Sin que la humanidad vislumbre todavía cuándo se repondrá de la catástrofe causada por el covid-19, los efectos de la pandemia ya amenazaron la mayor hazaña de reconstrucción política del mundo occidental: la integración europea. Solo la intervención de ‘Merkcron’, como fue bautizada la pareja de gobernantes de Alemania y Francia, Angela Merkel, y Emmanuel Macron, impidió lo que hace tres meses se avizoraba como un golpe mortal a la Unión Europea (UE).
La pandemia produjo una crisis peor que la de 2015, cuando el Banco Central Europeo (BCE), para preservar la supervivencia del euro, adoptó un programa de compra de bonos de deuda que se prolongó durante tres años y hasta su terminación en 2018 alcanzó un total superior a dos billones de euros. El punto culminante en esa ocasión fue la rebelión de Grecia, que adoptó una política nacionalista y antiausteridad para enfrentar la recesión que le impidió cumplir con sus obligaciones financieras, y con esto puso en peligro la estabilidad de la UE.

**EJERCICIOS**
1) Según el fragmento seleccionado, ¿con qué fin adoptó el Banco Central Europeo su programa de compra de bonos de deuda? Responde en una o dos oraciones.
2) Resume en forma de lista el párrafo del fragmento seleccionado que comienza con "La pandemia produjo una crisis peor", conservando sus datos principales.

**CONJUNTO DE DATOS**

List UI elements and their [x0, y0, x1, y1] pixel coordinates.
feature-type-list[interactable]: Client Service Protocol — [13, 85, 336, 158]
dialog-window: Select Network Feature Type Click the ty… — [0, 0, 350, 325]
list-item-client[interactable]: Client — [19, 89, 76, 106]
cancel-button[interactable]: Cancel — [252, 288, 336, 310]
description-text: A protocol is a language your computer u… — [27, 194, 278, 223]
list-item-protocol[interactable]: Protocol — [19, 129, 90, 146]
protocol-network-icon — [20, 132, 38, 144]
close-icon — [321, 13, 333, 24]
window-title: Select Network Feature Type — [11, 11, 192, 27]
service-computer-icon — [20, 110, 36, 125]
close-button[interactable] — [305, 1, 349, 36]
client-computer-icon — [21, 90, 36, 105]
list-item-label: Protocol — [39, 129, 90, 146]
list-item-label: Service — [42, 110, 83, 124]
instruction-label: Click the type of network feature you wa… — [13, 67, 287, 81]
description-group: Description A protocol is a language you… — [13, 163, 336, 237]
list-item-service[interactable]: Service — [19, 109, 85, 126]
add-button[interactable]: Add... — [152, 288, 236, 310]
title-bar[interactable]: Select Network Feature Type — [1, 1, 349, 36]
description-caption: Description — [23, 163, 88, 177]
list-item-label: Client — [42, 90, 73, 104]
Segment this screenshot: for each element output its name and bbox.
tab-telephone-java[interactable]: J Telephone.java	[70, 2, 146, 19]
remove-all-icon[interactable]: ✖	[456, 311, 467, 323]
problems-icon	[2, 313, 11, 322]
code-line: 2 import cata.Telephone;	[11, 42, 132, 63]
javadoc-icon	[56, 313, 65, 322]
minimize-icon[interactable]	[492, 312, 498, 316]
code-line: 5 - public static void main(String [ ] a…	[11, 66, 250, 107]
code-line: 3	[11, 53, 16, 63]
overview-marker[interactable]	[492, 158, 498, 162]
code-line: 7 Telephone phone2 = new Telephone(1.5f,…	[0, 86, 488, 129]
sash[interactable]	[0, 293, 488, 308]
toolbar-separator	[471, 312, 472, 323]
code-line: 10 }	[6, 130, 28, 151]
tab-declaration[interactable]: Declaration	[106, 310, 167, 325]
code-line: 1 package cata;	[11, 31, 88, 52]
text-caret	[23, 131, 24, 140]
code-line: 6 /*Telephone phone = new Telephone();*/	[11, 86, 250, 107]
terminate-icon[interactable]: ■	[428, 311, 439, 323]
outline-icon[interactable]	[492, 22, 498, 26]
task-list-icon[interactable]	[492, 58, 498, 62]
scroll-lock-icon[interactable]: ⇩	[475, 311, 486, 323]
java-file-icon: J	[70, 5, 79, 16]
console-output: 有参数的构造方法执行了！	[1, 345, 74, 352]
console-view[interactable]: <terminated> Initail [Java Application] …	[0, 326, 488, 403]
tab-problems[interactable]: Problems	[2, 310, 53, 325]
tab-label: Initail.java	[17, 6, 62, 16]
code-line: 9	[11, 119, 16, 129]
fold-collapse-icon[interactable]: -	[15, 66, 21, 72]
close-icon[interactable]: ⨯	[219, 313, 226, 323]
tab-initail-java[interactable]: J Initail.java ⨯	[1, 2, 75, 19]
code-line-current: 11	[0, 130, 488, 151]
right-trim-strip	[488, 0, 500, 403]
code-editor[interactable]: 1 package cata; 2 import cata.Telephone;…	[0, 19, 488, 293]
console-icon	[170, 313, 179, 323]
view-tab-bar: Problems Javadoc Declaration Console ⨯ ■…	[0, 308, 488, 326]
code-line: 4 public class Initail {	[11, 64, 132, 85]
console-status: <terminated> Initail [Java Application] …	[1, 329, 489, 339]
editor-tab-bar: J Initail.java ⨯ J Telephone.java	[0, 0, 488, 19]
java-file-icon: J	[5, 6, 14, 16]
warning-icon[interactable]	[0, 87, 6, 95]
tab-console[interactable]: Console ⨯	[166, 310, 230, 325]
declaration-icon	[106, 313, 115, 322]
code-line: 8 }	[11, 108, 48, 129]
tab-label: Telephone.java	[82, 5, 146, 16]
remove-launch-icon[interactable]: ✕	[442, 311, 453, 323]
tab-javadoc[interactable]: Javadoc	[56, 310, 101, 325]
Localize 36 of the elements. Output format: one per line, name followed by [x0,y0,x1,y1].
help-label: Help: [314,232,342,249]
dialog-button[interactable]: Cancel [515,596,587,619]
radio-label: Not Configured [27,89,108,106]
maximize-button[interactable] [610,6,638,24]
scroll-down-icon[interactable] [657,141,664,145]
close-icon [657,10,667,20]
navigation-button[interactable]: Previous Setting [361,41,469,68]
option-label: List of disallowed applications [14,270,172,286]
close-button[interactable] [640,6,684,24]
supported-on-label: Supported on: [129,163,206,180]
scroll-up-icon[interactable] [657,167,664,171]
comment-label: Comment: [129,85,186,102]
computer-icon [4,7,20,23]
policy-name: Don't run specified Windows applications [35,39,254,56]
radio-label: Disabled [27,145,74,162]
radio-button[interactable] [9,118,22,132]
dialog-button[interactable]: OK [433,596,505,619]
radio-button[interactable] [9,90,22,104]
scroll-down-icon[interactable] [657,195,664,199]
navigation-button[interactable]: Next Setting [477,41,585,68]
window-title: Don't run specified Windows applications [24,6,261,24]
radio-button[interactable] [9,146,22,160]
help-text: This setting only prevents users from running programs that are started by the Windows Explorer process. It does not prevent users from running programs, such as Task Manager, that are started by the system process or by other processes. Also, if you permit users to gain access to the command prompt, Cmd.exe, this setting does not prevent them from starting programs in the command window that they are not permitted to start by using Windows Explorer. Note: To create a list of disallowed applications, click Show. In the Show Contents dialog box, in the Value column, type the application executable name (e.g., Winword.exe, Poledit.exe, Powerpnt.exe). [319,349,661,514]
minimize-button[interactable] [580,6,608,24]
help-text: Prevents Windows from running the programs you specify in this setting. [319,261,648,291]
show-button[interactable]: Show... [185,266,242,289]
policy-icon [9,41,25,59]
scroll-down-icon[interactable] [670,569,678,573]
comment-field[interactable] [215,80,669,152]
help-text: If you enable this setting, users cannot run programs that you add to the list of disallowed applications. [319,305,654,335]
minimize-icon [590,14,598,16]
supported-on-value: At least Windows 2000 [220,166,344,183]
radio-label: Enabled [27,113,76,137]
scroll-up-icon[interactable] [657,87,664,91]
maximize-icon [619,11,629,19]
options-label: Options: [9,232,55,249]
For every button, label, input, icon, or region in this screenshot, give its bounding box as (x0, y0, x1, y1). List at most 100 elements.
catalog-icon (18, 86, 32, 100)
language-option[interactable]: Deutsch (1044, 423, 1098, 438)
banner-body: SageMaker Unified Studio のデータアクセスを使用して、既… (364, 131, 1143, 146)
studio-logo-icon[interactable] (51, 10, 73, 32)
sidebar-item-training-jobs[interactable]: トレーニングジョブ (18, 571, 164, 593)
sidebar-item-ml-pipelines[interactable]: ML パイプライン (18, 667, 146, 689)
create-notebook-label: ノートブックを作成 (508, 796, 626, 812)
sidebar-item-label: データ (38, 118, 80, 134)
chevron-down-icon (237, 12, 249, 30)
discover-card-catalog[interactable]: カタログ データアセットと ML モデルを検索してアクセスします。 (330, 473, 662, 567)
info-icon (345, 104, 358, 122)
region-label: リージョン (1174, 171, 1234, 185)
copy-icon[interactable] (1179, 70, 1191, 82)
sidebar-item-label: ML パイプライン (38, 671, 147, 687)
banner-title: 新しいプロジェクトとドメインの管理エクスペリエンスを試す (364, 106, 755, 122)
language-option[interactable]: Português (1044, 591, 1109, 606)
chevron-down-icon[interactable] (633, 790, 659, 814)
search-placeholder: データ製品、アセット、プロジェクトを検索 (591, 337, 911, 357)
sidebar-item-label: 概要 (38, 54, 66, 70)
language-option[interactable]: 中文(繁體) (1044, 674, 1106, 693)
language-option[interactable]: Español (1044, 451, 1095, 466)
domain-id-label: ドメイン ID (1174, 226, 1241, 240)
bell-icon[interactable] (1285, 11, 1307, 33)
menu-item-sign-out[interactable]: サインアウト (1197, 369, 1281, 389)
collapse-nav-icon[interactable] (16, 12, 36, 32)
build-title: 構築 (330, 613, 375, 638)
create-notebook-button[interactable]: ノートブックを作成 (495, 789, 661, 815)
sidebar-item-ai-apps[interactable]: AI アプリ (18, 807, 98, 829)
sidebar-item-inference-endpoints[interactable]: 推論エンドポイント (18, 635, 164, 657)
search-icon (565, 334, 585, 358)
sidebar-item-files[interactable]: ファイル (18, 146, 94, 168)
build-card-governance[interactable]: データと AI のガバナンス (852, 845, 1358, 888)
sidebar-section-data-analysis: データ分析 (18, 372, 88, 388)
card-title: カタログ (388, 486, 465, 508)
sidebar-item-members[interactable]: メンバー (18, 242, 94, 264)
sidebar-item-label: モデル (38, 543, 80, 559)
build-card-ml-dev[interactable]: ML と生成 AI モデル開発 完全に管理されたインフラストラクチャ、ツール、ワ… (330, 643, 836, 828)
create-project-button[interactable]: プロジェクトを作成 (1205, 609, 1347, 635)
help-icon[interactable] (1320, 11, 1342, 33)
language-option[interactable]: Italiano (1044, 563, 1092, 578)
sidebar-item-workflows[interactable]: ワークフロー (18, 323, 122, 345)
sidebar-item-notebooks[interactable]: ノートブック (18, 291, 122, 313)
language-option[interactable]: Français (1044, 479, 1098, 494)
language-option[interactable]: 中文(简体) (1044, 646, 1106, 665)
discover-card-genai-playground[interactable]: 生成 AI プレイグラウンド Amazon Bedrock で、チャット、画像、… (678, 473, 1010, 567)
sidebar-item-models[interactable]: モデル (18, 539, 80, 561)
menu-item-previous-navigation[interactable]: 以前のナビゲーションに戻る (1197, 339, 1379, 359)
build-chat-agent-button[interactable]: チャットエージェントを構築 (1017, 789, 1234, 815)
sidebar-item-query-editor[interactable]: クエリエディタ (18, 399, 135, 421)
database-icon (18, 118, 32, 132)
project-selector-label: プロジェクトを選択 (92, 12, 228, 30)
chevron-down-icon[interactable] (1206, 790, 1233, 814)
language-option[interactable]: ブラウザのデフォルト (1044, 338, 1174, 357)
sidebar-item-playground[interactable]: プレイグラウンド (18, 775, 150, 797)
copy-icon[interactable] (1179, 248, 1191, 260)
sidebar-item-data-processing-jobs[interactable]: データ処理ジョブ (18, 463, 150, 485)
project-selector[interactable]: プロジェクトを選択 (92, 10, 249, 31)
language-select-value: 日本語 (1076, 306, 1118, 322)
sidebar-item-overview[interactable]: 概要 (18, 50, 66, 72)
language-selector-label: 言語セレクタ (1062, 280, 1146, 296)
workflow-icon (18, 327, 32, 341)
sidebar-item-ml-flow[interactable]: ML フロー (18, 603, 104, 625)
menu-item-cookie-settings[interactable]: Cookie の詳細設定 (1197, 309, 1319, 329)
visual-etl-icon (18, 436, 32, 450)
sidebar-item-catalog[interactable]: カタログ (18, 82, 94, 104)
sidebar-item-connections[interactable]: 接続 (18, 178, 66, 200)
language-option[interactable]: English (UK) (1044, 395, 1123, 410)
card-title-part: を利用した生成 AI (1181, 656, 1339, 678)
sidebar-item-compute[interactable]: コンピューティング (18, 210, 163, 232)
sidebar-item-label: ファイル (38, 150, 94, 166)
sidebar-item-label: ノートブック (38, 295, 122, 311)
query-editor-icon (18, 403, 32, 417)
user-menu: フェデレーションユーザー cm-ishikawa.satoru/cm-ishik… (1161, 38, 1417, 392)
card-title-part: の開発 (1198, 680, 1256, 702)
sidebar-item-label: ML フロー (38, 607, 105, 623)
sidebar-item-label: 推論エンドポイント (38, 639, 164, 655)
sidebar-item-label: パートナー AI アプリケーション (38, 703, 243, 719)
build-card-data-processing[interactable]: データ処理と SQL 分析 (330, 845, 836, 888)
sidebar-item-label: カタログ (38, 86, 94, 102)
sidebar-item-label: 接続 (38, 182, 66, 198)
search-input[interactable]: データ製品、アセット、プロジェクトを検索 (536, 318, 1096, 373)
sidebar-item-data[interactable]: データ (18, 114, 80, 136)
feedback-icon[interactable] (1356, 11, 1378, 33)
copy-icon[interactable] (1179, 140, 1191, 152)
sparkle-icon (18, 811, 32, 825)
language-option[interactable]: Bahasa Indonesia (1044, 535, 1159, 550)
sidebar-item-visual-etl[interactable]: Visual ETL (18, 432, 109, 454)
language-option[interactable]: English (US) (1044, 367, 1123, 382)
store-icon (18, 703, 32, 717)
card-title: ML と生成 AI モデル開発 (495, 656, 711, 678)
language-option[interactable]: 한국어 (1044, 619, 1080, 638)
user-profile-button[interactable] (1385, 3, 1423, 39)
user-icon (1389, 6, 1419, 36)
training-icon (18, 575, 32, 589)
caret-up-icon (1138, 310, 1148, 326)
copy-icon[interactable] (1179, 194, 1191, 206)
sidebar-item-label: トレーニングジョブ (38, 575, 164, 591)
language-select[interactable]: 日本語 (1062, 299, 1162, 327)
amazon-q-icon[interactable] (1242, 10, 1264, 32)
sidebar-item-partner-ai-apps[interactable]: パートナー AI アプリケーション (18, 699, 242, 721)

**TUS RESPUESTAS**
1) El Banco Central Europeo adoptó el programa de compra de bonos de deuda para preservar la supervivencia del euro.

2)
- La pandemia causó una crisis peor que la de 2015.
- En esa crisis, el Banco Central Europeo (BCE) adoptó un programa de compra de bonos de deuda para preservar la supervivencia del euro.
- El programa duró tres años y, hasta que terminó en 2018, superó en total los dos billones de euros.
- El punto culminante fue la rebelión de Grecia, que adoptó una política nacionalista y antiausteridad frente a la recesión.
- Esa recesión le impidió a Grecia cumplir con sus obligaciones financieras, lo que puso en peligro la estabilidad de la UE.